╭──
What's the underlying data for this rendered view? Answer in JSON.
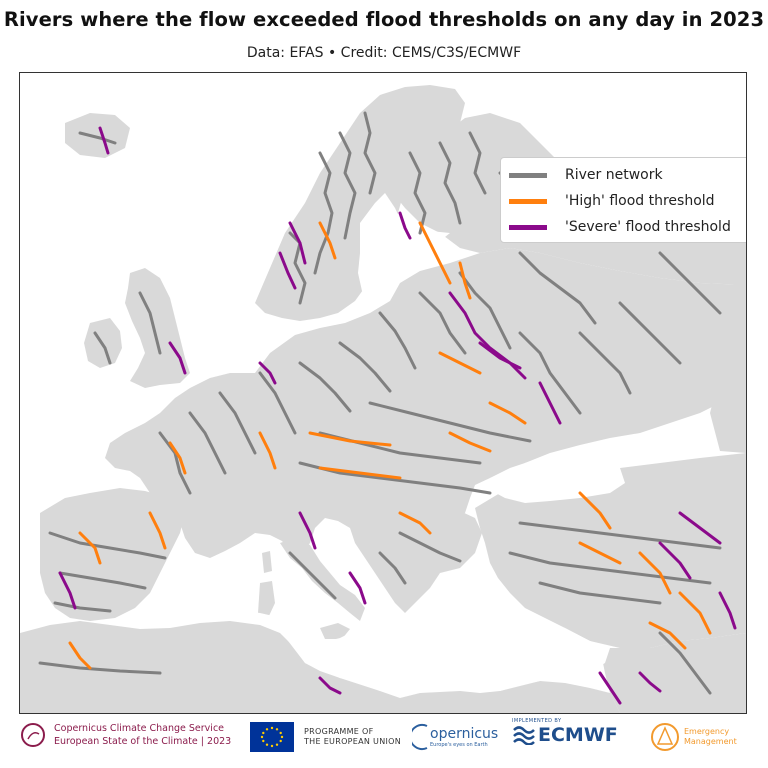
{
  "title": "Rivers where the flow exceeded flood thresholds on any day in 2023",
  "subtitle": "Data: EFAS • Credit: CEMS/C3S/ECMWF",
  "colors": {
    "land": "#d9d9d9",
    "sea": "#ffffff",
    "river": "#808080",
    "high": "#ff7f0e",
    "severe": "#8b0a8b"
  },
  "legend": {
    "items": [
      {
        "label": "River network",
        "color": "#808080"
      },
      {
        "label": "'High' flood threshold",
        "color": "#ff7f0e"
      },
      {
        "label": "'Severe' flood threshold",
        "color": "#8b0a8b"
      }
    ]
  },
  "footer": {
    "c3s_line1": "Copernicus Climate Change Service",
    "c3s_line2": "European State of the Climate | 2023",
    "eu_line1": "PROGRAMME OF",
    "eu_line2": "THE EUROPEAN UNION",
    "copernicus": "opernicus",
    "copernicus_sub": "Europe's eyes on Earth",
    "ecmwf_impl": "IMPLEMENTED BY",
    "ecmwf": "ECMWF",
    "em_line1": "Emergency",
    "em_line2": "Management"
  }
}
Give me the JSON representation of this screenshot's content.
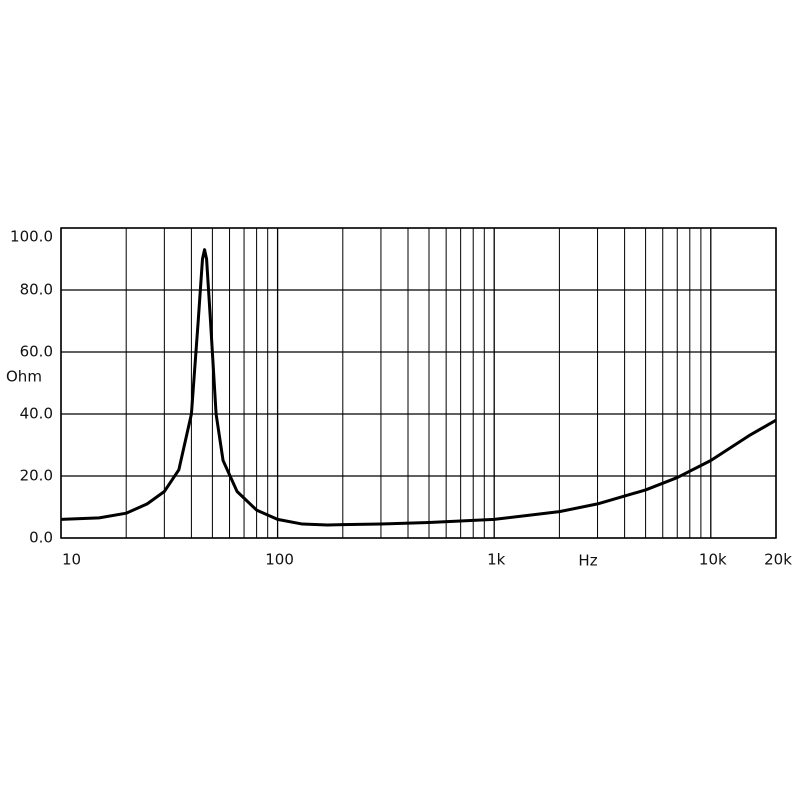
╰──
Indicate how many lines of the material contain the string "Climate", giving the number and nothing more.

• Result below
2